Data entries
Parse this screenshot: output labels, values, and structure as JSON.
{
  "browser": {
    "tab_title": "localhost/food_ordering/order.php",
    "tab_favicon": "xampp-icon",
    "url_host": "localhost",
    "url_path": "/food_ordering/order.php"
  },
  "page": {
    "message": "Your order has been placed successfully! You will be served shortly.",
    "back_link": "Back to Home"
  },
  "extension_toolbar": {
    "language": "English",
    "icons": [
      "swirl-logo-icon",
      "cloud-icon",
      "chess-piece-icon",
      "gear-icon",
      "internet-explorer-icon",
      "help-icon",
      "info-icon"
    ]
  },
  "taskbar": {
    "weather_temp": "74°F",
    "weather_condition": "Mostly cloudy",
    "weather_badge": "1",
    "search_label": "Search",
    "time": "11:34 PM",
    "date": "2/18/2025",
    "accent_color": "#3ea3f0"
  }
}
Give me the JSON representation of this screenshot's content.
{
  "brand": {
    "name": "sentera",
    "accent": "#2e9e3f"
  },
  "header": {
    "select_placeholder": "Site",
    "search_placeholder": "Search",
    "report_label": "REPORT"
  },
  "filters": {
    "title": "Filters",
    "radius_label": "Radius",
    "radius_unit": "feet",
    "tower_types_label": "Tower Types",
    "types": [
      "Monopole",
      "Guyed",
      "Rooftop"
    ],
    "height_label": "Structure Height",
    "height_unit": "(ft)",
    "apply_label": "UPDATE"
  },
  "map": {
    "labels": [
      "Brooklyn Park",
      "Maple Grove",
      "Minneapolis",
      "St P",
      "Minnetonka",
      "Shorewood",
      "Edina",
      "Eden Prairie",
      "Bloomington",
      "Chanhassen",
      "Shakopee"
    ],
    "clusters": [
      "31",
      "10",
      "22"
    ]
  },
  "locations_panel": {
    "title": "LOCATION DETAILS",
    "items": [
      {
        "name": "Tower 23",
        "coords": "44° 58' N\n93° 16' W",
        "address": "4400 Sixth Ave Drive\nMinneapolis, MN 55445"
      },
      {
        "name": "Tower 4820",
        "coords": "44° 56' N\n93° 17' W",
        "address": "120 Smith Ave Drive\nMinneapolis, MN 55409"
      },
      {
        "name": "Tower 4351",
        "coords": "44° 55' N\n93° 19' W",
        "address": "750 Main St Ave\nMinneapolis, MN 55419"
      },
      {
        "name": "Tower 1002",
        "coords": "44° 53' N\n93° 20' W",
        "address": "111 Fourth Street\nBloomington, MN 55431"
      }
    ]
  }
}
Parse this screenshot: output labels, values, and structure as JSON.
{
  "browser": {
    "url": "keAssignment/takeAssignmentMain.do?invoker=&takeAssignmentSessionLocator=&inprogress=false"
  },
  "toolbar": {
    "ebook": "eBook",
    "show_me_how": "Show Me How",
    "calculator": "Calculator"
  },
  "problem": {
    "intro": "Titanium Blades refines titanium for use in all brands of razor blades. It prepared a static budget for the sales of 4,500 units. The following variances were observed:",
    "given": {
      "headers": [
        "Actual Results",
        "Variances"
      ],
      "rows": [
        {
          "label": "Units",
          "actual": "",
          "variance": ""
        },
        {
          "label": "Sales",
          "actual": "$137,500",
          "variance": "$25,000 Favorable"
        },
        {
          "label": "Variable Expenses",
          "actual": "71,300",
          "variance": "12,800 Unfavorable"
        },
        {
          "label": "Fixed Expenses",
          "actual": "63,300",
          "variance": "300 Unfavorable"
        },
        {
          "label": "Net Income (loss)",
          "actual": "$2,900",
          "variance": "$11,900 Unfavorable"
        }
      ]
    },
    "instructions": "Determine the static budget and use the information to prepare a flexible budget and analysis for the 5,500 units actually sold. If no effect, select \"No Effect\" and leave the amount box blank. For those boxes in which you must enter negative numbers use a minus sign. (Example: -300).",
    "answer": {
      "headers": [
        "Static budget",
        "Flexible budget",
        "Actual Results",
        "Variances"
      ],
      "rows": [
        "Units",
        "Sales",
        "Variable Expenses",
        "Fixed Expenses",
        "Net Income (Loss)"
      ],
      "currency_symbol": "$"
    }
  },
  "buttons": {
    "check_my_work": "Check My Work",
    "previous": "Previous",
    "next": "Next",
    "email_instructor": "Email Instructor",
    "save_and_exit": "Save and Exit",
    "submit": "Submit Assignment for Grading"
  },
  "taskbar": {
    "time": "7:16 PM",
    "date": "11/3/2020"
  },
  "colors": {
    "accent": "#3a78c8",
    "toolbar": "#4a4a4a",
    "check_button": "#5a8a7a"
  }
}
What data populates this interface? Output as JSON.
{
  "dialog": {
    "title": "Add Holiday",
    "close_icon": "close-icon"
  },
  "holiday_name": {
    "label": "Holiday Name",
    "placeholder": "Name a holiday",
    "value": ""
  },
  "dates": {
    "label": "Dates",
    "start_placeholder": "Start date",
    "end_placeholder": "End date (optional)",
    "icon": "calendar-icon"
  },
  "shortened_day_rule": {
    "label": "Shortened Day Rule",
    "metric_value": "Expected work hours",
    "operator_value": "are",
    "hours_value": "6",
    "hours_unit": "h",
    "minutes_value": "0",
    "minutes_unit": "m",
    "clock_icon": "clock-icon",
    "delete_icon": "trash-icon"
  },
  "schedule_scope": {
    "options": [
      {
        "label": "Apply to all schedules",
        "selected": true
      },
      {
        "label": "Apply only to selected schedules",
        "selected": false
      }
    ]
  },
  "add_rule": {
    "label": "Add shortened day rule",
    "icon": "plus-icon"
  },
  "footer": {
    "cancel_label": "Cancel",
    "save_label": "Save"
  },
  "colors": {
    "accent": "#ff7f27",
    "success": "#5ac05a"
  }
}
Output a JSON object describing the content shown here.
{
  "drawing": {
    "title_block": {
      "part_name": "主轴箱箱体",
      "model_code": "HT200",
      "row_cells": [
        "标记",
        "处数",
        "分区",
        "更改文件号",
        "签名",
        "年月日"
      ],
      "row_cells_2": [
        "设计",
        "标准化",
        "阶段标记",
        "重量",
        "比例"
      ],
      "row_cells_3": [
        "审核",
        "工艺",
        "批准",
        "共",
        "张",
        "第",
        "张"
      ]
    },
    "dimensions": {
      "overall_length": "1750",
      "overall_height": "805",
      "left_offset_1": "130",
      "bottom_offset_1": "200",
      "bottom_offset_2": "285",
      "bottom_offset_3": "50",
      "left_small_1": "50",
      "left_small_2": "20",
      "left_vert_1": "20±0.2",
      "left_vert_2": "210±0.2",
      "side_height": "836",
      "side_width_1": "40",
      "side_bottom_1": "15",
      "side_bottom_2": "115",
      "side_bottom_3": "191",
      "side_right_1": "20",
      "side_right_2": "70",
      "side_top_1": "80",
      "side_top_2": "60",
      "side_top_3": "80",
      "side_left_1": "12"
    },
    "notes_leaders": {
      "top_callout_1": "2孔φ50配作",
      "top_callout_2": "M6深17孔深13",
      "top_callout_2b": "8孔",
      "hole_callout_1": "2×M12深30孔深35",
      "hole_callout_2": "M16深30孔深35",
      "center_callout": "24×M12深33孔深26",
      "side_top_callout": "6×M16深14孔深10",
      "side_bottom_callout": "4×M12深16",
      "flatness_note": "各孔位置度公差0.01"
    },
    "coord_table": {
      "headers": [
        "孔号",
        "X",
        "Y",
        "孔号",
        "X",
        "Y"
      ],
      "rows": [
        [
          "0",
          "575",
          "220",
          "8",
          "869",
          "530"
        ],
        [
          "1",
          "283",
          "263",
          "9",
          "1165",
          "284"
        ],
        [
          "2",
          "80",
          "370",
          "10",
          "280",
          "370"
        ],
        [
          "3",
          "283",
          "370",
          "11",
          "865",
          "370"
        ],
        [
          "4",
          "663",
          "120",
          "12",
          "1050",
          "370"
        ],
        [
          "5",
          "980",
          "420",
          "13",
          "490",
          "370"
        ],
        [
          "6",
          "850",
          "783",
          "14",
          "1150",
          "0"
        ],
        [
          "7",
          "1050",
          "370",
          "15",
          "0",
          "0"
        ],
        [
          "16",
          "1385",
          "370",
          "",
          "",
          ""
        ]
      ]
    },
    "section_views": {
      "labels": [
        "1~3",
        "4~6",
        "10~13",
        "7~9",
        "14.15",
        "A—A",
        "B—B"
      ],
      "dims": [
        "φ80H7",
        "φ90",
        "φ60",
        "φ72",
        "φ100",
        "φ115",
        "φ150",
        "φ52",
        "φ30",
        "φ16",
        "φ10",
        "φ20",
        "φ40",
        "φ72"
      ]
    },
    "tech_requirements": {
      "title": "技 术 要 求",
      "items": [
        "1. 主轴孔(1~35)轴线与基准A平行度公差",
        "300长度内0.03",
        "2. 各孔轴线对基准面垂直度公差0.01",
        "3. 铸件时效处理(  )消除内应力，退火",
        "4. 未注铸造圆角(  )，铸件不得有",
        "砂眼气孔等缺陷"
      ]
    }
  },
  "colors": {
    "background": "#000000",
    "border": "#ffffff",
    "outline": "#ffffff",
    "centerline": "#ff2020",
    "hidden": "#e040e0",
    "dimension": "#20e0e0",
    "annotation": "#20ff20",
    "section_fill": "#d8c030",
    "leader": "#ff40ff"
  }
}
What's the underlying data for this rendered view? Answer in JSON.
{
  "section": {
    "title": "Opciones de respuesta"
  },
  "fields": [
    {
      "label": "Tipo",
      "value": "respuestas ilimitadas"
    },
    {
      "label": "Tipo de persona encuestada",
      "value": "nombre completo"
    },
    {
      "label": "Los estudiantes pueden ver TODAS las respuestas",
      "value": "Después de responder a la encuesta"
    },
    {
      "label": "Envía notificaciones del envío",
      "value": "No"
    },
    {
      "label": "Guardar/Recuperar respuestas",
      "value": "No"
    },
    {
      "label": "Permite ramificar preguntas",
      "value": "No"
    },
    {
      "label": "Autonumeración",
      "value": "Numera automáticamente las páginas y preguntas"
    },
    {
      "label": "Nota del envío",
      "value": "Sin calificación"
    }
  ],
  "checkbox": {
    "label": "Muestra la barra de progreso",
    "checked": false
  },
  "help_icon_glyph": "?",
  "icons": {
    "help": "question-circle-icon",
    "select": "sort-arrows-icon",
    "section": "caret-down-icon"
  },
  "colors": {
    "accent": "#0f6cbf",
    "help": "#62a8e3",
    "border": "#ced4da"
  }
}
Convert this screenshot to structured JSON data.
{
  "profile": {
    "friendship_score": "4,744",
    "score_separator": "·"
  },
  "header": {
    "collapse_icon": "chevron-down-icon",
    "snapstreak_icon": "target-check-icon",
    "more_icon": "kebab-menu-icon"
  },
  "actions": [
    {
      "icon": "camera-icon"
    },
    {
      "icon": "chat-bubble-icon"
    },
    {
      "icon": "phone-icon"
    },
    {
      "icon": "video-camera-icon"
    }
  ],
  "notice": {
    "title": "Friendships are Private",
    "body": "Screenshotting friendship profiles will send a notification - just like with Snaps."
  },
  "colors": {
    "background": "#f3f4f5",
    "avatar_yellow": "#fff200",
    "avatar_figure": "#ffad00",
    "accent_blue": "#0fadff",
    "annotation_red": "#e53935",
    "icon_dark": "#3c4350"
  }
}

Requirements
Using the listing above, state the number of lines that hold "selected", with no other text.

Exercise solution
3